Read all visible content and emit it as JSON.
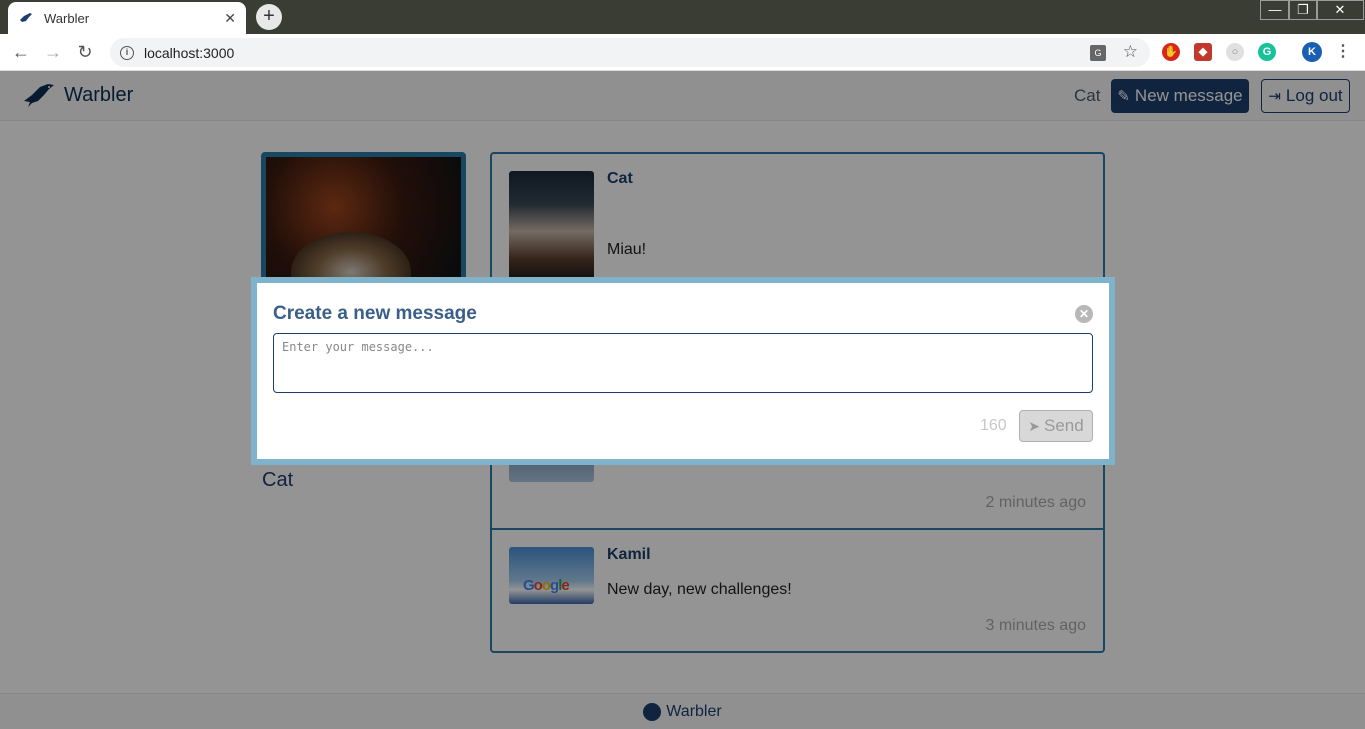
{
  "browser": {
    "tab_title": "Warbler",
    "tab_close": "✕",
    "new_tab": "+",
    "url": "localhost:3000",
    "back": "←",
    "forward": "→",
    "reload": "↻",
    "profile_initial": "K",
    "more": "⋮",
    "window_min": "—",
    "window_max": "❐",
    "window_close": "✕"
  },
  "navbar": {
    "brand": "Warbler",
    "user": "Cat",
    "new_message": "New message",
    "logout": "Log out"
  },
  "profile": {
    "name": "Cat"
  },
  "messages": [
    {
      "author": "Cat",
      "text": "Miau!",
      "time": ""
    },
    {
      "author": "",
      "text": "",
      "time": "2 minutes ago"
    },
    {
      "author": "Kamil",
      "text": "New day, new challenges!",
      "time": "3 minutes ago"
    }
  ],
  "footer": {
    "link": "Warbler"
  },
  "modal": {
    "title": "Create a new message",
    "placeholder": "Enter your message...",
    "value": "",
    "char_count": "160",
    "send_label": "Send",
    "close": "✕"
  },
  "colors": {
    "primary": "#1d3f6e",
    "accent_border": "#2a7aa8",
    "modal_border": "#7fb3cc",
    "backdrop": "rgba(0,0,0,0.42)"
  }
}
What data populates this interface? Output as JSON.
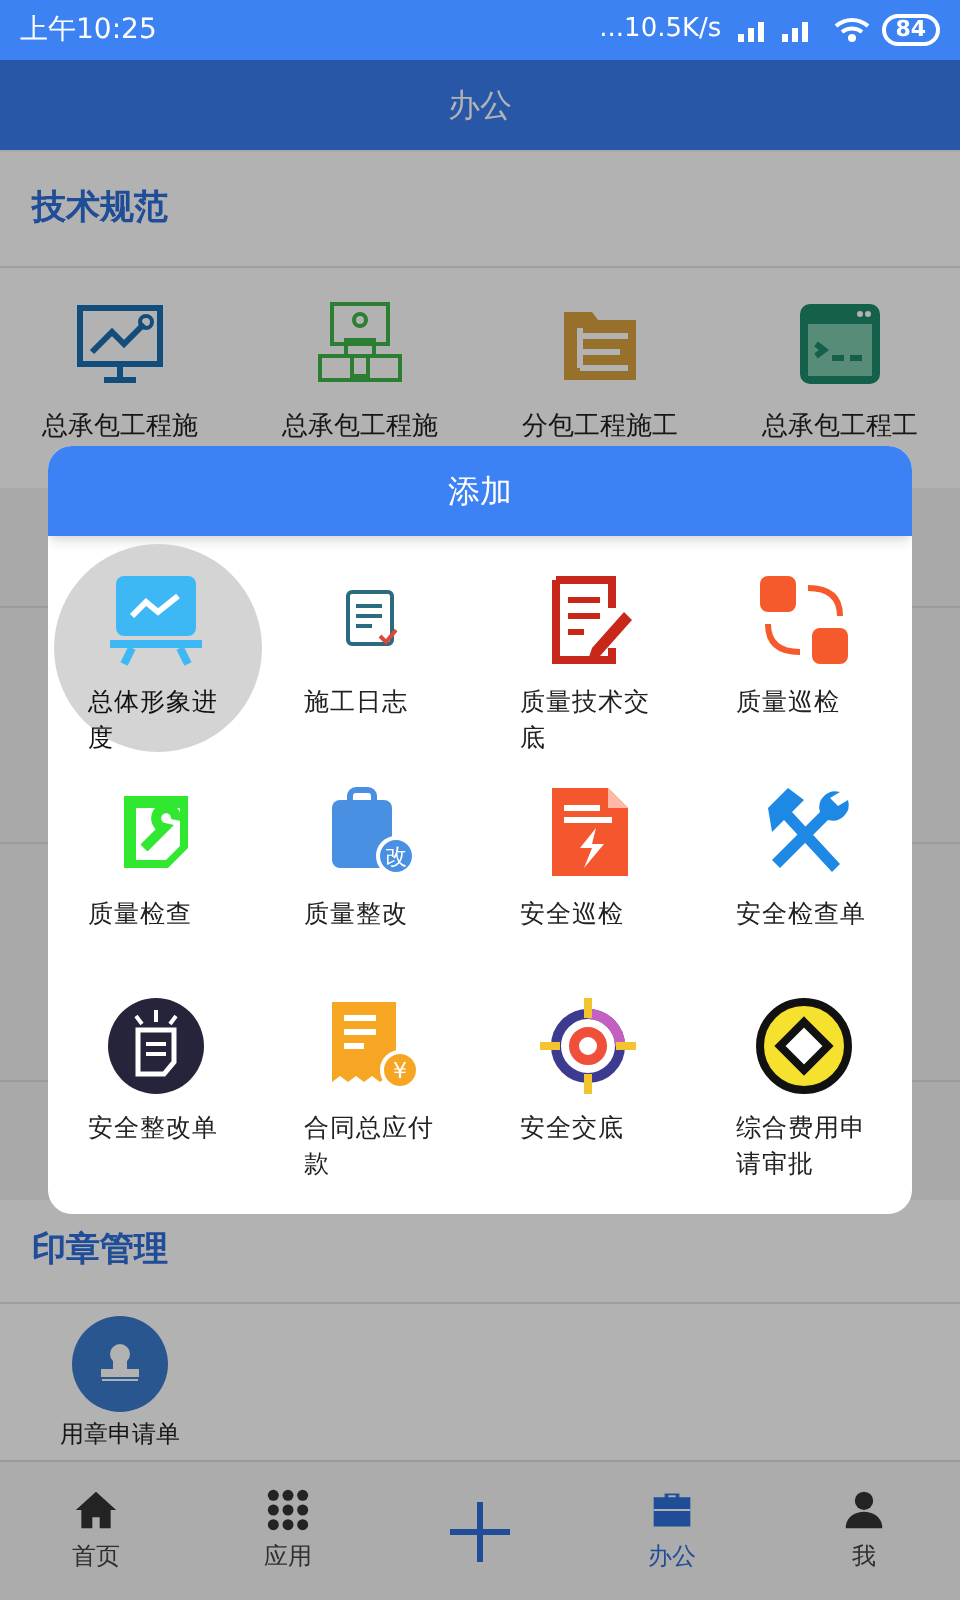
{
  "status_bar": {
    "time": "上午10:25",
    "speed": "...10.5K/s",
    "battery": "84"
  },
  "header": {
    "title": "办公"
  },
  "sections": [
    {
      "title": "技术规范",
      "items": [
        {
          "label": "总承包工程施"
        },
        {
          "label": "总承包工程施"
        },
        {
          "label": "分包工程施工"
        },
        {
          "label": "总承包工程工"
        }
      ]
    },
    {
      "title": "印章管理",
      "items": [
        {
          "label": "用章申请单"
        }
      ]
    }
  ],
  "dialog": {
    "title": "添加",
    "items": [
      {
        "label": "总体形象进度",
        "selected": true
      },
      {
        "label": "施工日志",
        "selected": false
      },
      {
        "label": "质量技术交底",
        "selected": false
      },
      {
        "label": "质量巡检",
        "selected": false
      },
      {
        "label": "质量检查",
        "selected": false
      },
      {
        "label": "质量整改",
        "selected": false,
        "badge": "改"
      },
      {
        "label": "安全巡检",
        "selected": false
      },
      {
        "label": "安全检查单",
        "selected": false
      },
      {
        "label": "安全整改单",
        "selected": false
      },
      {
        "label": "合同总应付款",
        "selected": false,
        "badge": "¥"
      },
      {
        "label": "安全交底",
        "selected": false
      },
      {
        "label": "综合费用申请审批",
        "selected": false
      }
    ]
  },
  "tab_bar": [
    {
      "kind": "tab",
      "label": "首页",
      "selected": false
    },
    {
      "kind": "tab",
      "label": "应用",
      "selected": false
    },
    {
      "kind": "add"
    },
    {
      "kind": "tab",
      "label": "办公",
      "selected": true
    },
    {
      "kind": "tab",
      "label": "我",
      "selected": false
    }
  ]
}
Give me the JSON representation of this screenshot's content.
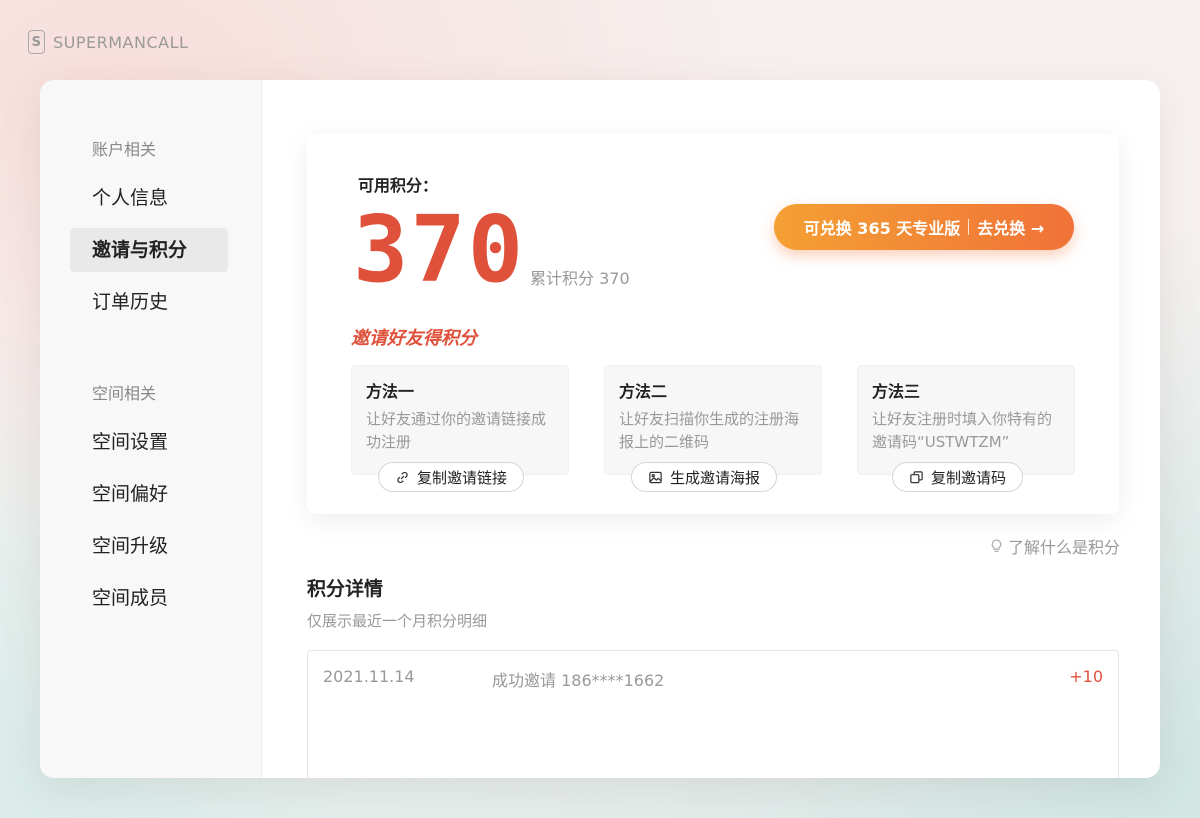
{
  "brand": {
    "name": "SUPERMANCALL"
  },
  "sidebar": {
    "groups": [
      {
        "title": "账户相关",
        "items": [
          "个人信息",
          "邀请与积分",
          "订单历史"
        ]
      },
      {
        "title": "空间相关",
        "items": [
          "空间设置",
          "空间偏好",
          "空间升级",
          "空间成员"
        ]
      }
    ],
    "active": "邀请与积分"
  },
  "points_card": {
    "available_label": "可用积分：",
    "available_points": "370",
    "total_label": "累计积分 370",
    "redeem_left": "可兑换 365 天专业版",
    "redeem_right": "去兑换 →",
    "invite_title": "邀请好友得积分",
    "methods": [
      {
        "title": "方法一",
        "desc": "让好友通过你的邀请链接成功注册",
        "button": "复制邀请链接",
        "icon": "link-icon"
      },
      {
        "title": "方法二",
        "desc": "让好友扫描你生成的注册海报上的二维码",
        "button": "生成邀请海报",
        "icon": "image-icon"
      },
      {
        "title": "方法三",
        "desc": "让好友注册时填入你特有的邀请码“USTWTZM”",
        "button": "复制邀请码",
        "icon": "copy-icon"
      }
    ]
  },
  "learn_more": "了解什么是积分",
  "details": {
    "title": "积分详情",
    "subtitle": "仅展示最近一个月积分明细",
    "rows": [
      {
        "date": "2021.11.14",
        "desc": "成功邀请 186****1662",
        "delta": "+10"
      }
    ]
  },
  "colors": {
    "accent": "#e0513b",
    "button_start": "#f4a034",
    "button_end": "#f07238"
  }
}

- - - - -

Instructions to follow:
Among the records above, find each line holding the string "desc" and pull it out.

Answer below:
        "desc": "让好友通过你的邀请链接成功注册",
        "desc": "让好友扫描你生成的注册海报上的二维码",
        "desc": "让好友注册时填入你特有的邀请码“USTWTZM”",
        "desc": "成功邀请 186****1662",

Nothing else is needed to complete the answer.